------ Given entries
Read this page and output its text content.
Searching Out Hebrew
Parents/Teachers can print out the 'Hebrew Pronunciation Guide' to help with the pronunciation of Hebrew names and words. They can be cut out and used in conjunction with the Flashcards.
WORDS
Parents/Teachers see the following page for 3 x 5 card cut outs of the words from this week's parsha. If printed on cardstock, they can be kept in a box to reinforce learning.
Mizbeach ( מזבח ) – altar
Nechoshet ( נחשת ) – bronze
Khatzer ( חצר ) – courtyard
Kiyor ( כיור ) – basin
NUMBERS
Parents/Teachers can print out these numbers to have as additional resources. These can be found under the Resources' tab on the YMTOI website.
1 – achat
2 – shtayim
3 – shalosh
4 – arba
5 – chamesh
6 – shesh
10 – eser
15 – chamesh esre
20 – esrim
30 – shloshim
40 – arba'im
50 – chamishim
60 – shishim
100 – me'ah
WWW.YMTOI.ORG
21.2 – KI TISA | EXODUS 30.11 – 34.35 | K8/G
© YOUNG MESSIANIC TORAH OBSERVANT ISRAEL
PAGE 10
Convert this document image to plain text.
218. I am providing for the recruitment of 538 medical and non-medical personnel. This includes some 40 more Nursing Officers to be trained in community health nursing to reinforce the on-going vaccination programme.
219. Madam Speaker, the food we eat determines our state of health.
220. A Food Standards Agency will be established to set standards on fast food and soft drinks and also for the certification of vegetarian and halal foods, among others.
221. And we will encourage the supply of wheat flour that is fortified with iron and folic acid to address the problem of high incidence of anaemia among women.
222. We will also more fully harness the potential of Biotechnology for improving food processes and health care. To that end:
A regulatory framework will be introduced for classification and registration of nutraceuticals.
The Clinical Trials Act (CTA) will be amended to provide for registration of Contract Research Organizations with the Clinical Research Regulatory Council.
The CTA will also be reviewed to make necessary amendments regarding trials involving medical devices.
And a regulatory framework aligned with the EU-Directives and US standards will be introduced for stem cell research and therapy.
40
------------
What you are asked to do
Reproduce, exactly and with nothing added, the lines from the one that includes "Convert this document image to plain text." through the last line of the material.

Answer below
Convert this document image to plain text.
218. I am providing for the recruitment of 538 medical and non-medical personnel. This includes some 40 more Nursing Officers to be trained in community health nursing to reinforce the on-going vaccination programme.
219. Madam Speaker, the food we eat determines our state of health.
220. A Food Standards Agency will be established to set standards on fast food and soft drinks and also for the certification of vegetarian and halal foods, among others.
221. And we will encourage the supply of wheat flour that is fortified with iron and folic acid to address the problem of high incidence of anaemia among women.
222. We will also more fully harness the potential of Biotechnology for improving food processes and health care. To that end:
A regulatory framework will be introduced for classification and registration of nutraceuticals.
The Clinical Trials Act (CTA) will be amended to provide for registration of Contract Research Organizations with the Clinical Research Regulatory Council.
The CTA will also be reviewed to make necessary amendments regarding trials involving medical devices.
And a regulatory framework aligned with the EU-Directives and US standards will be introduced for stem cell research and therapy.
40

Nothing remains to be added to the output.